===== ENTRIES =====

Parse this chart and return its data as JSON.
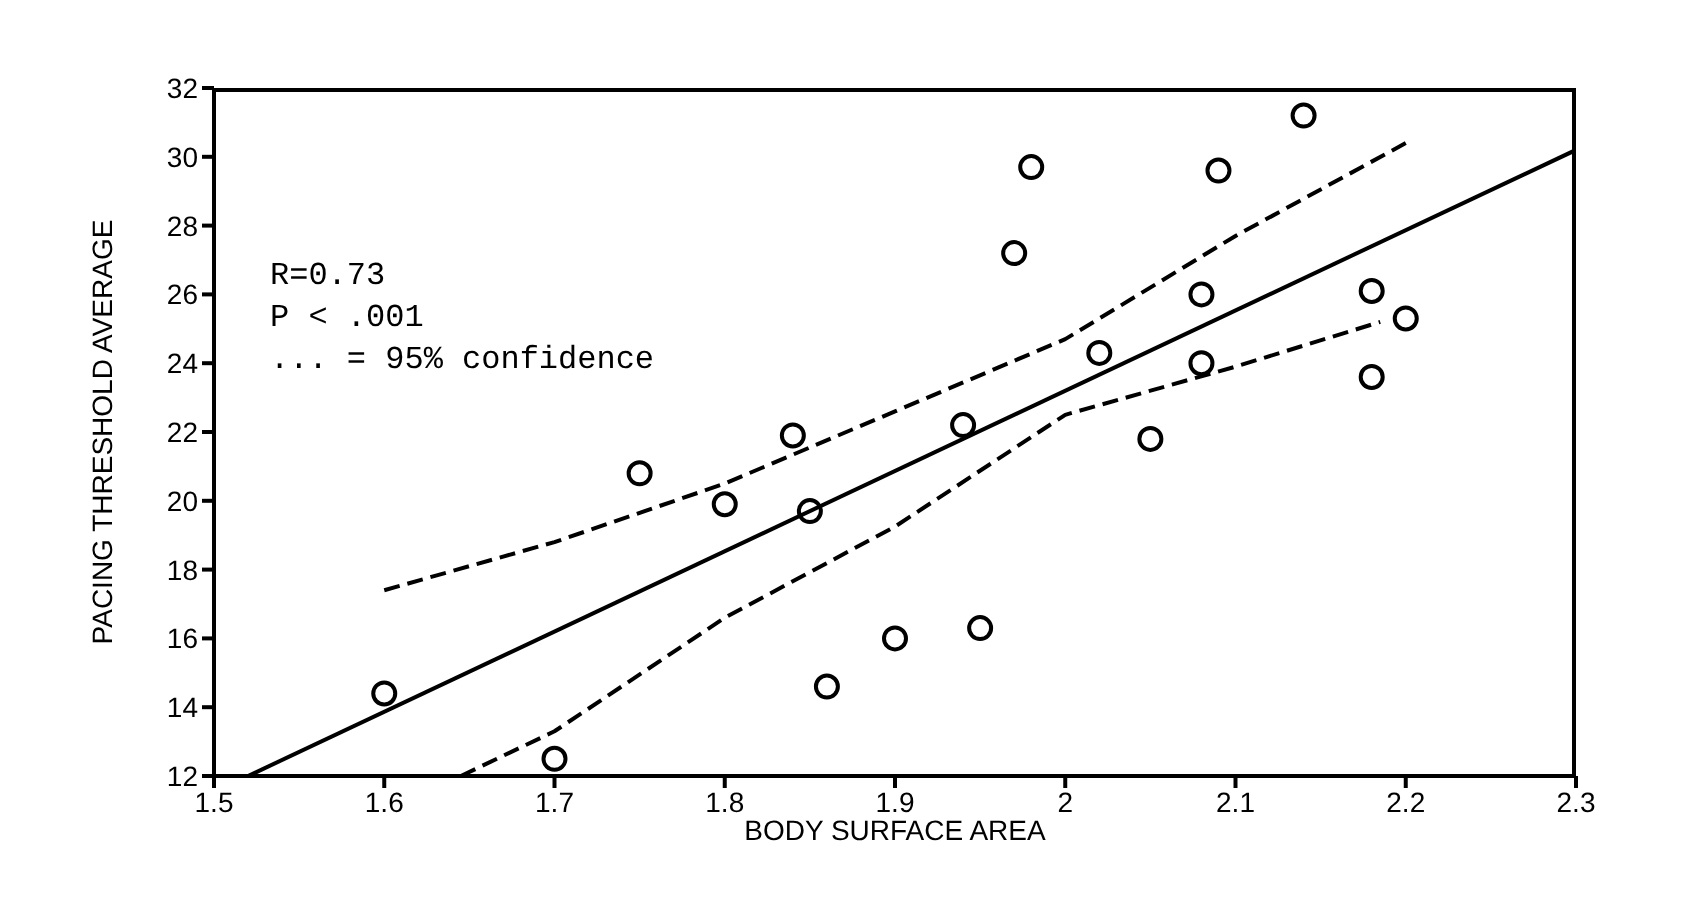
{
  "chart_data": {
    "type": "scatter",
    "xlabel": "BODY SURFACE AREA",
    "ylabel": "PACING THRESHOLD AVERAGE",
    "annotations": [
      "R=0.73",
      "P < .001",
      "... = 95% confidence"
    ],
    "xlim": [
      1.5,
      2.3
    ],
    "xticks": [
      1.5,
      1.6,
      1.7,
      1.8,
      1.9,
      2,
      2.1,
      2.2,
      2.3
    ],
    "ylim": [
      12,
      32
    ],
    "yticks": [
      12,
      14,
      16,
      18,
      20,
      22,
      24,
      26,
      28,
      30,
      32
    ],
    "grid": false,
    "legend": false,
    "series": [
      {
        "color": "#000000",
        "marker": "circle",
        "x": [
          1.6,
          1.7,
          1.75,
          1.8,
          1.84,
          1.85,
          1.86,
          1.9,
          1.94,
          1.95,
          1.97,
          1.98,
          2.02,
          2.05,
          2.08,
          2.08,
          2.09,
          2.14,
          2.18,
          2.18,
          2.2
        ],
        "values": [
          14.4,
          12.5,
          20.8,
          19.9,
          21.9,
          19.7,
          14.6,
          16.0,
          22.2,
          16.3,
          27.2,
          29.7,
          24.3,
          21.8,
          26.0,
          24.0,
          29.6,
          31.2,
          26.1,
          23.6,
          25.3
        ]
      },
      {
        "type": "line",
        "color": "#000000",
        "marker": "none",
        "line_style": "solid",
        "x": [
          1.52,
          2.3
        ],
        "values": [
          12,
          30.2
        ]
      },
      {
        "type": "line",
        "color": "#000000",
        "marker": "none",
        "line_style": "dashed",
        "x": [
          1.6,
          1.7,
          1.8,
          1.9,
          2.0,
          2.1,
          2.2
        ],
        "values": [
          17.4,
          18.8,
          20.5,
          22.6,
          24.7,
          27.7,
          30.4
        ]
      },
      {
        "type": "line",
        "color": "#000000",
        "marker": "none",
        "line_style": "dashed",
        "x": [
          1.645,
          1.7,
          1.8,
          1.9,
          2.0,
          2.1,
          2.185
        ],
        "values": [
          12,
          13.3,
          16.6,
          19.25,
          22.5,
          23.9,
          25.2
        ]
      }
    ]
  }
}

=====
===== ENTRIES =====

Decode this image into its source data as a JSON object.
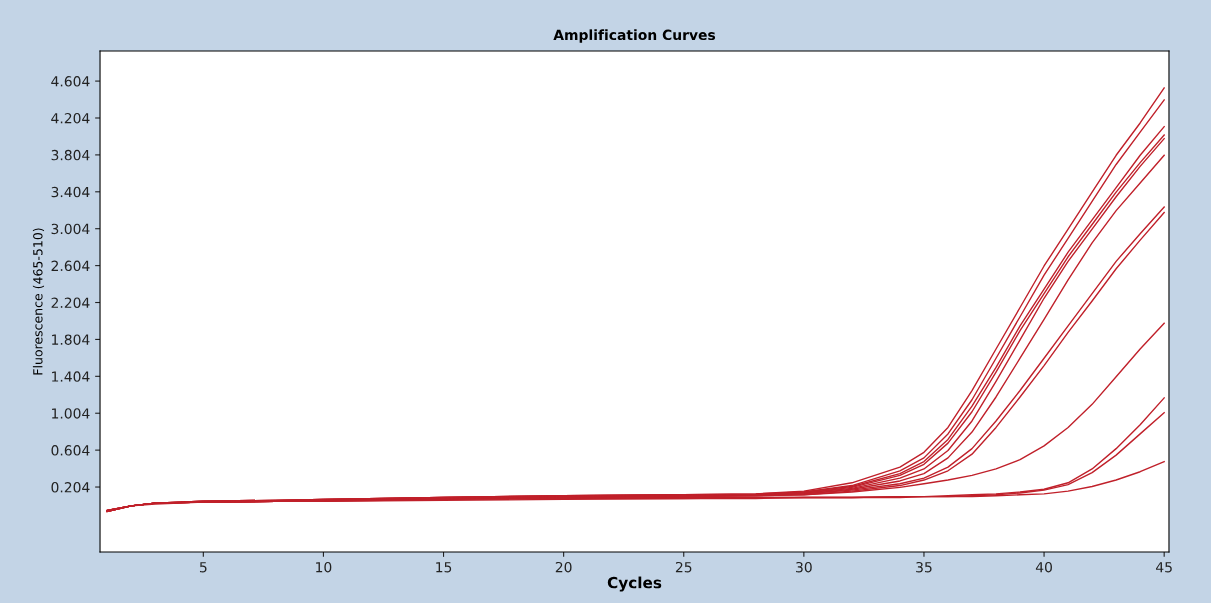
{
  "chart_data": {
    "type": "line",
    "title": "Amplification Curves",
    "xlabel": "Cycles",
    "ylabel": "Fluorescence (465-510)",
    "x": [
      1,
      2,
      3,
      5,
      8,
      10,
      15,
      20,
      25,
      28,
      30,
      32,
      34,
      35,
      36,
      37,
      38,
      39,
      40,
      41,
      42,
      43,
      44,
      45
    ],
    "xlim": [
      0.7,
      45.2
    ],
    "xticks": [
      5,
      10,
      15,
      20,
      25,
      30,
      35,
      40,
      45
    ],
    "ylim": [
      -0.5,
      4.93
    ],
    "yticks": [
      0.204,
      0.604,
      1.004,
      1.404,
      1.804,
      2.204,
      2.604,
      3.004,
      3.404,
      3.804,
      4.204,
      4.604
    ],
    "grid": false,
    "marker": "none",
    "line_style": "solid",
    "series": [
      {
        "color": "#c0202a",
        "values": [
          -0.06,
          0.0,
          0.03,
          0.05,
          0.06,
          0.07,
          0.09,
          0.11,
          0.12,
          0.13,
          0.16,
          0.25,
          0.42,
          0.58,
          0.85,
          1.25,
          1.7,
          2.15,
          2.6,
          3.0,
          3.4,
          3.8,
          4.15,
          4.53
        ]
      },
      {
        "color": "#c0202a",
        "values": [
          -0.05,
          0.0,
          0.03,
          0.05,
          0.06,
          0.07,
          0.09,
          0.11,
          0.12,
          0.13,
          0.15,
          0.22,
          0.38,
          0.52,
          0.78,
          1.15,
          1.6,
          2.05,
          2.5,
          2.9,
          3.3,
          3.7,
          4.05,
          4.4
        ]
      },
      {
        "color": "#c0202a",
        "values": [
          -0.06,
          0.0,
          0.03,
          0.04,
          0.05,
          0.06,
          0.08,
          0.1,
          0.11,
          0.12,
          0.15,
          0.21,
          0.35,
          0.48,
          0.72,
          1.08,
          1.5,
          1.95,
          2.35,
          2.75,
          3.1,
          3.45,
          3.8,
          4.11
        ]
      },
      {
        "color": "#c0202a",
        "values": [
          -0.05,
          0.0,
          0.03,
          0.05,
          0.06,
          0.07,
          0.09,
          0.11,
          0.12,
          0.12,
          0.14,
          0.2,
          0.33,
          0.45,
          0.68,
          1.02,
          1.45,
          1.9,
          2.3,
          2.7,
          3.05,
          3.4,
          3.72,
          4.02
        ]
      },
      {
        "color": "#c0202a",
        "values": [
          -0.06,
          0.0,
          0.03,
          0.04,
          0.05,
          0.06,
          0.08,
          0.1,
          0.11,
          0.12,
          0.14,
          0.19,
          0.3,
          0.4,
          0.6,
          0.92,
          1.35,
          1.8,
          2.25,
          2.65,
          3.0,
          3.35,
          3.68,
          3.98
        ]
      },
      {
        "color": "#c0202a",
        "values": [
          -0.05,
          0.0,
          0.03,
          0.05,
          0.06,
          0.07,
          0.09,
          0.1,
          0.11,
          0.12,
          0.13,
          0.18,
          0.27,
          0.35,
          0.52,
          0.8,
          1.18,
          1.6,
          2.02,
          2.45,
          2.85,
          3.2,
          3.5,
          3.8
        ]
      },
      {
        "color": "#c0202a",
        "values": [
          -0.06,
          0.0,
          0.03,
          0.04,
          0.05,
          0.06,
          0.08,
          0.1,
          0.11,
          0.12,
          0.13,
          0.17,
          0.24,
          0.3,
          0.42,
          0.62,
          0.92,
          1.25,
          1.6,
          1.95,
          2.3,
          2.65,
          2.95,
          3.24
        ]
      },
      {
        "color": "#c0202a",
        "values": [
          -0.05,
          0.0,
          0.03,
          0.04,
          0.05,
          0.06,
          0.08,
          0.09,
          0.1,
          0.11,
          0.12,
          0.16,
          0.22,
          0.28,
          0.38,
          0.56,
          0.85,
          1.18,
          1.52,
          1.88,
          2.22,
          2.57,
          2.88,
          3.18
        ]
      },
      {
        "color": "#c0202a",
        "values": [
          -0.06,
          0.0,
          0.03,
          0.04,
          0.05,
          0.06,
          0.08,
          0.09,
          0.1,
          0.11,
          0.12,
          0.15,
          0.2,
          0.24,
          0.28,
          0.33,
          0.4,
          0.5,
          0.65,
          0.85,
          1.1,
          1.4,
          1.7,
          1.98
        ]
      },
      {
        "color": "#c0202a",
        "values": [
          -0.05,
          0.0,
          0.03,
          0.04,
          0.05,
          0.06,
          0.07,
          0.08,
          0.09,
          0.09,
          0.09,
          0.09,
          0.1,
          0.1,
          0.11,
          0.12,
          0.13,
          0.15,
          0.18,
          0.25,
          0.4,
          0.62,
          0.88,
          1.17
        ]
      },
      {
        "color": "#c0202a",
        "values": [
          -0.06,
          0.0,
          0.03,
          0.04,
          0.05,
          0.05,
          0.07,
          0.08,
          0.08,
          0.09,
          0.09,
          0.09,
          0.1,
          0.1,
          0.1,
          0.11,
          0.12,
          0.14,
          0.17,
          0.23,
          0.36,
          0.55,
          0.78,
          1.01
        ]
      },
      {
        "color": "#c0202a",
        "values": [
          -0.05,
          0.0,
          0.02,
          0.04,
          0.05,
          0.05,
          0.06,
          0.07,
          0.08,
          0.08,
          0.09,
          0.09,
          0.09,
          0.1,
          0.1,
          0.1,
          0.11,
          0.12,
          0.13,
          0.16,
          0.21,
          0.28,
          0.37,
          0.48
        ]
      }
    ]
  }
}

=====

** INSTRUCTIONS TO FOLLOW **
Copy each line of the records containing the string "JSON".

** FINAL ANSWER **
Parse this chart and return its data as JSON.
Decode this image into its source data as a JSON object.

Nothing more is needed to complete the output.